* [Exercise objective]:
Take the listing and print it in full, exactly as given.

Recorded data
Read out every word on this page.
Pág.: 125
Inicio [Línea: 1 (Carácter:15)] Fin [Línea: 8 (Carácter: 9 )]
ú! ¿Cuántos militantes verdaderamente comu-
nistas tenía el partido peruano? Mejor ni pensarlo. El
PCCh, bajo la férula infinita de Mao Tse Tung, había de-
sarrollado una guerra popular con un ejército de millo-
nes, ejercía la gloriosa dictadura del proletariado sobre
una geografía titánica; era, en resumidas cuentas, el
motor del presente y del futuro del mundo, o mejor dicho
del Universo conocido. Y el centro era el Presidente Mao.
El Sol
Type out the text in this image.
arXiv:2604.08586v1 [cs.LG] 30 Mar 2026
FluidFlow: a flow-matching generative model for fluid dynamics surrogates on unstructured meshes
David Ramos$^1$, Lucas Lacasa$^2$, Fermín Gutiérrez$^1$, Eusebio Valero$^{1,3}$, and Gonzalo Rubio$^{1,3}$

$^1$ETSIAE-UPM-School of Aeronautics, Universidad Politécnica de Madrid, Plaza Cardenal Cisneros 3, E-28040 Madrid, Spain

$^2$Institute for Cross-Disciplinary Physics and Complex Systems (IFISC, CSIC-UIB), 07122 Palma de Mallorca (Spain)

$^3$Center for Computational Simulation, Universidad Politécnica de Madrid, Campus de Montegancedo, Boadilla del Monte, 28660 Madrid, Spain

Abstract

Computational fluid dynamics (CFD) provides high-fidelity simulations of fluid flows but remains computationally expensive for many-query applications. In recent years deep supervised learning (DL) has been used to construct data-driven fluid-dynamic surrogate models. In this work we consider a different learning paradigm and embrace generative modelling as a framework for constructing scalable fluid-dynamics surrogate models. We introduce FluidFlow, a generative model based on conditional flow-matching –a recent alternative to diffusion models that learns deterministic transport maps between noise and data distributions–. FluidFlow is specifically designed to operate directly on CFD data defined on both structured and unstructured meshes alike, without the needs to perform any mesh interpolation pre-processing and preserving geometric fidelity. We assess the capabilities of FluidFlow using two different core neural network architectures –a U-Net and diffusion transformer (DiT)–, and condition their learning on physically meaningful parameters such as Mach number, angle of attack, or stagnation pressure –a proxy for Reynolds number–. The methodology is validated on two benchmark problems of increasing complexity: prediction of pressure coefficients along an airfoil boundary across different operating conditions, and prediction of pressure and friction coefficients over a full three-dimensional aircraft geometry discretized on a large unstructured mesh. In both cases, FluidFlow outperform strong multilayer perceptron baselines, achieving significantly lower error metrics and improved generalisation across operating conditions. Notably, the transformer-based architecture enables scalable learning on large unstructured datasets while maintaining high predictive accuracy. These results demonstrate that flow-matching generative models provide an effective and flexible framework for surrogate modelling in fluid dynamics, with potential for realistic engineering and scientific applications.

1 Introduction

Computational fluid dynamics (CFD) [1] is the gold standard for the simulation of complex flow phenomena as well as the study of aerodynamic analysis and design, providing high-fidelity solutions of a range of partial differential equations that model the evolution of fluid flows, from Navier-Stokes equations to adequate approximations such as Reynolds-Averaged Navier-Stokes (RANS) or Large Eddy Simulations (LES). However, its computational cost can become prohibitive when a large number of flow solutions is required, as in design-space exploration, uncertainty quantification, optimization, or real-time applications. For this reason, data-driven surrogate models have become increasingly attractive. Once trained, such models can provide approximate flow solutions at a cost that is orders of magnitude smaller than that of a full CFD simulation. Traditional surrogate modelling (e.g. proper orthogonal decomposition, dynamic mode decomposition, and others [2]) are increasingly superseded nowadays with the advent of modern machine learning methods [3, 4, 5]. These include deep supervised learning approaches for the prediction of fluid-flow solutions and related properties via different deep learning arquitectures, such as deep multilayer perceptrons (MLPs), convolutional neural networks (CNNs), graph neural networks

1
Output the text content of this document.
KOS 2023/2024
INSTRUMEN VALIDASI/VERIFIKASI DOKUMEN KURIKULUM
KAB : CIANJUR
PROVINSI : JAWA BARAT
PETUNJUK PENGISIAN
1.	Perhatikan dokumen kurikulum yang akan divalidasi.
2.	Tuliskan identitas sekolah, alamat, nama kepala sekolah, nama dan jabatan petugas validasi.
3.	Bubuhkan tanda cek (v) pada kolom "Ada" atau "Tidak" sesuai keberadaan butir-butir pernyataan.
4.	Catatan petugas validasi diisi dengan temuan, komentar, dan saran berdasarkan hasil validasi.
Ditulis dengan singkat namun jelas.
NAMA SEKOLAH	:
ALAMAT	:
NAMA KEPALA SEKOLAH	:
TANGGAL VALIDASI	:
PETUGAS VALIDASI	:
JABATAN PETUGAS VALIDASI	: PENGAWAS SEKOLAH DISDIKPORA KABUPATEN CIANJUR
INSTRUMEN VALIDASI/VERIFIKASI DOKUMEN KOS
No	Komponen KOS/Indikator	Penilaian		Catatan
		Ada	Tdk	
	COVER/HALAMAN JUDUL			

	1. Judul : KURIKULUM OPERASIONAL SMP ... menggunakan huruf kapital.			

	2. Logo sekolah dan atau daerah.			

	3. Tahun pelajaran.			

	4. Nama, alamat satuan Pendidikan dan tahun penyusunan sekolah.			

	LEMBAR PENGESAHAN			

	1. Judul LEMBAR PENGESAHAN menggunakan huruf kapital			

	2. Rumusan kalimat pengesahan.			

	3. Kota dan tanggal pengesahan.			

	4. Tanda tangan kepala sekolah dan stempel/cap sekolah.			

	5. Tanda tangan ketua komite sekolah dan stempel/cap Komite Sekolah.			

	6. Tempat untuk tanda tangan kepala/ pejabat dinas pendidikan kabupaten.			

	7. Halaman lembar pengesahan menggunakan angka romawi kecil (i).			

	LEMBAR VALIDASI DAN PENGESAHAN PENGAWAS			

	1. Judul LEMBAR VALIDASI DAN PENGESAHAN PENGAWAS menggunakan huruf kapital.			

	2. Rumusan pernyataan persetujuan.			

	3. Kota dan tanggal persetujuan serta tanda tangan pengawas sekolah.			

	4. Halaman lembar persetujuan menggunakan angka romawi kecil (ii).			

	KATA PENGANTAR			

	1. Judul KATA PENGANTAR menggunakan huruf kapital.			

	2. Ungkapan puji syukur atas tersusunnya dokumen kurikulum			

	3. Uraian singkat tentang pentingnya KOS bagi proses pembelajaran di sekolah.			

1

* [Answer to this task]:
Read out every word on this page.
Pág.: 125
Inicio [Línea: 1 (Carácter:15)] Fin [Línea: 8 (Carácter: 9 )]
ú! ¿Cuántos militantes verdaderamente comu-
nistas tenía el partido peruano? Mejor ni pensarlo. El
PCCh, bajo la férula infinita de Mao Tse Tung, había de-
sarrollado una guerra popular con un ejército de millo-
nes, ejercía la gloriosa dictadura del proletariado sobre
una geografía titánica; era, en resumidas cuentas, el
motor del presente y del futuro del mundo, o mejor dicho
del Universo conocido. Y el centro era el Presidente Mao.
El Sol
Type out the text in this image.
arXiv:2604.08586v1 [cs.LG] 30 Mar 2026
FluidFlow: a flow-matching generative model for fluid dynamics surrogates on unstructured meshes
David Ramos$^1$, Lucas Lacasa$^2$, Fermín Gutiérrez$^1$, Eusebio Valero$^{1,3}$, and Gonzalo Rubio$^{1,3}$

$^1$ETSIAE-UPM-School of Aeronautics, Universidad Politécnica de Madrid, Plaza Cardenal Cisneros 3, E-28040 Madrid, Spain

$^2$Institute for Cross-Disciplinary Physics and Complex Systems (IFISC, CSIC-UIB), 07122 Palma de Mallorca (Spain)

$^3$Center for Computational Simulation, Universidad Politécnica de Madrid, Campus de Montegancedo, Boadilla del Monte, 28660 Madrid, Spain

Abstract

Computational fluid dynamics (CFD) provides high-fidelity simulations of fluid flows but remains computationally expensive for many-query applications. In recent years deep supervised learning (DL) has been used to construct data-driven fluid-dynamic surrogate models. In this work we consider a different learning paradigm and embrace generative modelling as a framework for constructing scalable fluid-dynamics surrogate models. We introduce FluidFlow, a generative model based on conditional flow-matching –a recent alternative to diffusion models that learns deterministic transport maps between noise and data distributions–. FluidFlow is specifically designed to operate directly on CFD data defined on both structured and unstructured meshes alike, without the needs to perform any mesh interpolation pre-processing and preserving geometric fidelity. We assess the capabilities of FluidFlow using two different core neural network architectures –a U-Net and diffusion transformer (DiT)–, and condition their learning on physically meaningful parameters such as Mach number, angle of attack, or stagnation pressure –a proxy for Reynolds number–. The methodology is validated on two benchmark problems of increasing complexity: prediction of pressure coefficients along an airfoil boundary across different operating conditions, and prediction of pressure and friction coefficients over a full three-dimensional aircraft geometry discretized on a large unstructured mesh. In both cases, FluidFlow outperform strong multilayer perceptron baselines, achieving significantly lower error metrics and improved generalisation across operating conditions. Notably, the transformer-based architecture enables scalable learning on large unstructured datasets while maintaining high predictive accuracy. These results demonstrate that flow-matching generative models provide an effective and flexible framework for surrogate modelling in fluid dynamics, with potential for realistic engineering and scientific applications.

1 Introduction

Computational fluid dynamics (CFD) [1] is the gold standard for the simulation of complex flow phenomena as well as the study of aerodynamic analysis and design, providing high-fidelity solutions of a range of partial differential equations that model the evolution of fluid flows, from Navier-Stokes equations to adequate approximations such as Reynolds-Averaged Navier-Stokes (RANS) or Large Eddy Simulations (LES). However, its computational cost can become prohibitive when a large number of flow solutions is required, as in design-space exploration, uncertainty quantification, optimization, or real-time applications. For this reason, data-driven surrogate models have become increasingly attractive. Once trained, such models can provide approximate flow solutions at a cost that is orders of magnitude smaller than that of a full CFD simulation. Traditional surrogate modelling (e.g. proper orthogonal decomposition, dynamic mode decomposition, and others [2]) are increasingly superseded nowadays with the advent of modern machine learning methods [3, 4, 5]. These include deep supervised learning approaches for the prediction of fluid-flow solutions and related properties via different deep learning arquitectures, such as deep multilayer perceptrons (MLPs), convolutional neural networks (CNNs), graph neural networks

1
Output the text content of this document.
KOS 2023/2024
INSTRUMEN VALIDASI/VERIFIKASI DOKUMEN KURIKULUM
KAB : CIANJUR
PROVINSI : JAWA BARAT
PETUNJUK PENGISIAN
1.	Perhatikan dokumen kurikulum yang akan divalidasi.
2.	Tuliskan identitas sekolah, alamat, nama kepala sekolah, nama dan jabatan petugas validasi.
3.	Bubuhkan tanda cek (v) pada kolom "Ada" atau "Tidak" sesuai keberadaan butir-butir pernyataan.
4.	Catatan petugas validasi diisi dengan temuan, komentar, dan saran berdasarkan hasil validasi.
Ditulis dengan singkat namun jelas.
NAMA SEKOLAH	:
ALAMAT	:
NAMA KEPALA SEKOLAH	:
TANGGAL VALIDASI	:
PETUGAS VALIDASI	:
JABATAN PETUGAS VALIDASI	: PENGAWAS SEKOLAH DISDIKPORA KABUPATEN CIANJUR
INSTRUMEN VALIDASI/VERIFIKASI DOKUMEN KOS
No	Komponen KOS/Indikator	Penilaian		Catatan
		Ada	Tdk	
	COVER/HALAMAN JUDUL			

	1. Judul : KURIKULUM OPERASIONAL SMP ... menggunakan huruf kapital.			

	2. Logo sekolah dan atau daerah.			

	3. Tahun pelajaran.			

	4. Nama, alamat satuan Pendidikan dan tahun penyusunan sekolah.			

	LEMBAR PENGESAHAN			

	1. Judul LEMBAR PENGESAHAN menggunakan huruf kapital			

	2. Rumusan kalimat pengesahan.			

	3. Kota dan tanggal pengesahan.			

	4. Tanda tangan kepala sekolah dan stempel/cap sekolah.			

	5. Tanda tangan ketua komite sekolah dan stempel/cap Komite Sekolah.			

	6. Tempat untuk tanda tangan kepala/ pejabat dinas pendidikan kabupaten.			

	7. Halaman lembar pengesahan menggunakan angka romawi kecil (i).			

	LEMBAR VALIDASI DAN PENGESAHAN PENGAWAS			

	1. Judul LEMBAR VALIDASI DAN PENGESAHAN PENGAWAS menggunakan huruf kapital.			

	2. Rumusan pernyataan persetujuan.			

	3. Kota dan tanggal persetujuan serta tanda tangan pengawas sekolah.			

	4. Halaman lembar persetujuan menggunakan angka romawi kecil (ii).			

	KATA PENGANTAR			

	1. Judul KATA PENGANTAR menggunakan huruf kapital.			

	2. Ungkapan puji syukur atas tersusunnya dokumen kurikulum			

	3. Uraian singkat tentang pentingnya KOS bagi proses pembelajaran di sekolah.			

1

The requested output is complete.